[BEGIN DATA EXTRACT]

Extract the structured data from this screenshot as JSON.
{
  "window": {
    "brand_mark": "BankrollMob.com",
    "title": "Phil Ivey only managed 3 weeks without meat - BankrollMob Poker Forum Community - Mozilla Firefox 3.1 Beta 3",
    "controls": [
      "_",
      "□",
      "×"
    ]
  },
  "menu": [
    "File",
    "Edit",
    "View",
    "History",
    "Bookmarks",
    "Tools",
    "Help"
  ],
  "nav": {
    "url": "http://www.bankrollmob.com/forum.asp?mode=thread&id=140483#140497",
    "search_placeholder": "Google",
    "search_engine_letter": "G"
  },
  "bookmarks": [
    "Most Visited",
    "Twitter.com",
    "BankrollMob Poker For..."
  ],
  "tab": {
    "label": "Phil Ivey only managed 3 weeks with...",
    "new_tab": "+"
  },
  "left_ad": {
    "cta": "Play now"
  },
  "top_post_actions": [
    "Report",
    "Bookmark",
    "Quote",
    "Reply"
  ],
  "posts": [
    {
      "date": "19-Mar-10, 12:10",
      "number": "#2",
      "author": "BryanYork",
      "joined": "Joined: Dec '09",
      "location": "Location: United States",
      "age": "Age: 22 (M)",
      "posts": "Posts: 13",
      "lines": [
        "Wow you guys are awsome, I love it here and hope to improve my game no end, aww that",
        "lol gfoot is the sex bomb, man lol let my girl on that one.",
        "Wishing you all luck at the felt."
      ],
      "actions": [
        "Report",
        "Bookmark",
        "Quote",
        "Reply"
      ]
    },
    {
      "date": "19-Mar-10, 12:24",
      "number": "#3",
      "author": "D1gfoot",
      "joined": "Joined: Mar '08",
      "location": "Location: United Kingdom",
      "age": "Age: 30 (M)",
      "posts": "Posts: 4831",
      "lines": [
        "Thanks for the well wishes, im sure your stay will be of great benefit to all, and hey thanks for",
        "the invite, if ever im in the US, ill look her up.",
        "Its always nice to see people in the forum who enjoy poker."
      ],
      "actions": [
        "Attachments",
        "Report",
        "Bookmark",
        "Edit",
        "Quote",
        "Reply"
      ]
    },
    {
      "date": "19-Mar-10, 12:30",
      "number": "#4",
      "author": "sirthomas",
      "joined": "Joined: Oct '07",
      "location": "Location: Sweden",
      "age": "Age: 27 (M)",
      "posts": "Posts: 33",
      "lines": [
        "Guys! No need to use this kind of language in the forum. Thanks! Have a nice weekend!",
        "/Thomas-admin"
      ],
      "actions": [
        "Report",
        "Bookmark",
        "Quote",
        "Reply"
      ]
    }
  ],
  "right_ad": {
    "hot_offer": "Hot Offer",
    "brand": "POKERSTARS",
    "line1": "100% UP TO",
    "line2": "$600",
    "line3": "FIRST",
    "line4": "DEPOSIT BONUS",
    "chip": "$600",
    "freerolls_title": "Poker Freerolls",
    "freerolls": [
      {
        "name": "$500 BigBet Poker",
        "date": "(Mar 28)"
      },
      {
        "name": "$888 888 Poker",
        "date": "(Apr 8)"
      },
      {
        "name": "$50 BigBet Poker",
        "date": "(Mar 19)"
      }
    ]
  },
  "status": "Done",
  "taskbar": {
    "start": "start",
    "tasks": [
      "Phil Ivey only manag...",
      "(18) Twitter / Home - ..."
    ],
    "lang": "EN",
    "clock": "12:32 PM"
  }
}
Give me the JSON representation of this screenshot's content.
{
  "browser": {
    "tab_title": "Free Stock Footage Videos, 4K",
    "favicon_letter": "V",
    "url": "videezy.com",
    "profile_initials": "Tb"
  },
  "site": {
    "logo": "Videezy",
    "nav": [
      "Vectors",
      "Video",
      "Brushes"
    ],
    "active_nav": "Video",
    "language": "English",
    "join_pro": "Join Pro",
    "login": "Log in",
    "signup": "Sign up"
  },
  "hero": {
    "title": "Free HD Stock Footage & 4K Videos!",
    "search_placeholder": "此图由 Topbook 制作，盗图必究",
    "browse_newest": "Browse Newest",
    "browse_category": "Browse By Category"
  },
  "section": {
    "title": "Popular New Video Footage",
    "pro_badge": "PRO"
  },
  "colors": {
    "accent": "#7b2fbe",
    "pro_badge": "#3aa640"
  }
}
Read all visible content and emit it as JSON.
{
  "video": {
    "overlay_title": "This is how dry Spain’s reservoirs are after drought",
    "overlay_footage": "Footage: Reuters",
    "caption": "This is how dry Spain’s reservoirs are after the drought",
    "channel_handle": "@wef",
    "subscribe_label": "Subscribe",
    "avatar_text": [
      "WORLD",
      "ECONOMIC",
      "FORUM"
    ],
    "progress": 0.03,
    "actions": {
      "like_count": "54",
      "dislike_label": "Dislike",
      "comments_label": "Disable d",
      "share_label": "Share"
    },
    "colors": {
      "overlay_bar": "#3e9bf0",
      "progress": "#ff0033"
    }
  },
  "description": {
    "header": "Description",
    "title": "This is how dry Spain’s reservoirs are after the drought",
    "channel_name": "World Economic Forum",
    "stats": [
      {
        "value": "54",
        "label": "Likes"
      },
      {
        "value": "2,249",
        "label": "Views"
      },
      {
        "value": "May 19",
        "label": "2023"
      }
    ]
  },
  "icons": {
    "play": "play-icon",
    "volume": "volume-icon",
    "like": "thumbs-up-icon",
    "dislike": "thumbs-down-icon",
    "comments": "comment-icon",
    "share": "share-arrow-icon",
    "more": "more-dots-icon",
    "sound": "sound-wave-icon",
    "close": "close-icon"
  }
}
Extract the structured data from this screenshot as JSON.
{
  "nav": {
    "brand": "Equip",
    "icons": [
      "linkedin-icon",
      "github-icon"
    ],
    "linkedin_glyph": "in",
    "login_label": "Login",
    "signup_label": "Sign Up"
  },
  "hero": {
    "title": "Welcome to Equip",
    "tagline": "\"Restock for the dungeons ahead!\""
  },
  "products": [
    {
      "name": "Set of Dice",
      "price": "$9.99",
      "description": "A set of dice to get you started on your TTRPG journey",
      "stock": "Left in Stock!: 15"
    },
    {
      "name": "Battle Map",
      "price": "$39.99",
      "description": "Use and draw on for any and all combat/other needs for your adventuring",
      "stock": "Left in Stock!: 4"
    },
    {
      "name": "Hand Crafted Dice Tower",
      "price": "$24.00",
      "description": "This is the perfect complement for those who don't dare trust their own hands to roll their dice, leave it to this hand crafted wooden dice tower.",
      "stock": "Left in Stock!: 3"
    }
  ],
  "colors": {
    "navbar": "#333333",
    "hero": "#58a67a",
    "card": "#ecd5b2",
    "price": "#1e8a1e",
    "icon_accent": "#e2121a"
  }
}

[END DATA EXTRACT]

Pick each line holding the word "Thanks" out of the data and copy it.

* _REPLY_
        "Thanks for the well wishes, im sure your stay will be of great benefit to all, and hey thanks for",
        "Guys! No need to use this kind of language in the forum. Thanks! Have a nice weekend!",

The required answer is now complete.